June 1st, 2010, 2:12 pm by

Mark Thomas Sylvester during his trial. Photo by Mark Reis, The Gazette.

A judge this afternoon sentenced Marc Thomas Sylvester to 48 years in prison – the maximum – for the February 2009 second-degree murder of a 35-year-old Colorado Springs woman.

Prosecutors said Sylvester “executed” Jennifer C. Warren with a high powered rifle at close range as she begged for her life in a remote field in eastern El Paso County.

Sylvester’s public defenders requested a new trial. They argued that jurors should have known about allegations of drug dealing by a woman they contend had more motive to kill Warren.

Watch Gazette.com for the full story.

Jury finds Sylvester guilty of second-degree murder

April 22nd, 2010, 2:39 pm by

Marc Thomas Sylvester

A jury today found Marc Thomas Sylvester guilty of second-degree murder of a Colorado Springs woman who was shot  in the head with a high-powered rifle.

However, the  jurors acquitted Sylvester of all other charges, including first-degree murder, robbery and second-degree kidnapping.

The verdict was an emotional moment for some of the jurors, who asked for more time before they came into the courtroom to deliver their decision.

The jurors had been in their third day of deliberation in the trial, which started on March 31.

Sylvester was accused in the Feb. 9, 2009 murder of Jennifer C. Warren, 35, whose body was discovered in a wind-blown ditch in eastern El Paso County.

 She had been shot in the head at close range with a high-powered rifle in what prosecutors described as an execution-style killing.

Prosecutors showed jurors a videotaped confession in which Sylvester told a sheriff’s detective “I think it was me” and demonstrated how he held the rifle used to kill Warren.

Judge Robert Lowrey. Photos by Mark Reis, The Gazette

They also cited cell phone records that showed Sylvester’s phone was used in the area where the body was found, east of Schriever Air Force base near Book Drive and Milne Road.

But the public defenders representing Sylvester argued that it was a false confession obtained under duress from the 39-year-old former truck driver.

They argued that a woman named Elizabeth Angel had more motivation to kill Warren than their client. They claimed that Angel suspected her husband had an affair with Warren. They also claimed that Warren got Angel’s husband arrested by snitching on him.

Angel admitted she assaulted Warren in a motorcycle garage earlier that evening but insisted she had nothing to do with the murder.

Sylvester faces between 16 to 48 years in prison when Fourth Judicial District Judge Robert L. Lowrey sentences him on June 1.

__TASKS TO CARRY OUT__
1. From the Sylvester trial report, transcribe the passage starting with "She had been" and going on through "former truck driver.".
2. Translate this sentence from the Sylvester trial report into Spanish: "The jurors had been in their third day of deliberation in the trial, which started on March 31."

__STORED ROWS__
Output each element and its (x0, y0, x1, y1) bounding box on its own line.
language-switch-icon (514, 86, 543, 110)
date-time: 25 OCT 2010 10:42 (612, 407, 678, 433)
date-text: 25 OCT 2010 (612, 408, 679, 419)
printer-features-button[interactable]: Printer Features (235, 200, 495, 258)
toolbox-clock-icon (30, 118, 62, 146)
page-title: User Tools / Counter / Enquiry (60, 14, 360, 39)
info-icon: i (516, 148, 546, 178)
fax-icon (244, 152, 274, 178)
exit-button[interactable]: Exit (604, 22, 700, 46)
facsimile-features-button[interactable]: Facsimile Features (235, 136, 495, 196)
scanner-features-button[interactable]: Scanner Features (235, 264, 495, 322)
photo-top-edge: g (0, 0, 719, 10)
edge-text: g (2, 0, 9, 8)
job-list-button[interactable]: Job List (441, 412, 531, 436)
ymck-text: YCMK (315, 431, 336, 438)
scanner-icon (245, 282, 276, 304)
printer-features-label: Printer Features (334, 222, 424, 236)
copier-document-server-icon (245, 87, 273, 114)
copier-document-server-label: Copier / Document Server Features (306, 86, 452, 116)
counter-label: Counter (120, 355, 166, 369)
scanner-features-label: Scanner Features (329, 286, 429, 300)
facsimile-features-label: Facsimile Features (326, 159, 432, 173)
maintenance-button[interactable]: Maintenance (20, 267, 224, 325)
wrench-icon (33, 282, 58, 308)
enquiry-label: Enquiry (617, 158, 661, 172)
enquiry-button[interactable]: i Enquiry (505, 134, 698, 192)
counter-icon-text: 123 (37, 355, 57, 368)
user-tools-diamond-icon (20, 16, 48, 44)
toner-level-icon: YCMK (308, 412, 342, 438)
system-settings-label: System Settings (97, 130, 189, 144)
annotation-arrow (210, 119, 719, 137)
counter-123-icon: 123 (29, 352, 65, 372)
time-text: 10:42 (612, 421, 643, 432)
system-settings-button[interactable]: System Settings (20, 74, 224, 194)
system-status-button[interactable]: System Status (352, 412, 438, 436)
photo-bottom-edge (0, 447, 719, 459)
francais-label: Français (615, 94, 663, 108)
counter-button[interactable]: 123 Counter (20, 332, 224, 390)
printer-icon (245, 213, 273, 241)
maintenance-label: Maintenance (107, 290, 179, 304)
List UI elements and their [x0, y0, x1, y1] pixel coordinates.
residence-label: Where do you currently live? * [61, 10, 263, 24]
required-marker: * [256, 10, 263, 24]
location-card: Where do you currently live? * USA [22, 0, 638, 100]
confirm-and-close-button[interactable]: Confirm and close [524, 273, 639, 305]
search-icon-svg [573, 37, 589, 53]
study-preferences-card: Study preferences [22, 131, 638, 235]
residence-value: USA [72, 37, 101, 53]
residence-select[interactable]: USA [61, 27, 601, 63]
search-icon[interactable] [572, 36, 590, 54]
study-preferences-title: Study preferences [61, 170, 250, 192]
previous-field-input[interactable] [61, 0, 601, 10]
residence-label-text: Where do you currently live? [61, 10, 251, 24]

__SOLUTION SET__
1.
She had been shot in the head at close range with a high-powered rifle in what prosecutors described as an execution-style killing.

Prosecutors showed jurors a videotaped confession in which Sylvester told a sheriff’s detective “I think it was me” and demonstrated how he held the rifle used to kill Warren.

Judge Robert Lowrey. Photos by Mark Reis, The Gazette

They also cited cell phone records that showed Sylvester’s phone was used in the area where the body was found, east of Schriever Air Force base near Book Drive and Milne Road.

But the public defenders representing Sylvester argued that it was a false confession obtained under duress from the 39-year-old former truck driver.

2. Los miembros del jurado se encontraban en su tercer día de deliberación en el juicio, que comenzó el 31 de marzo.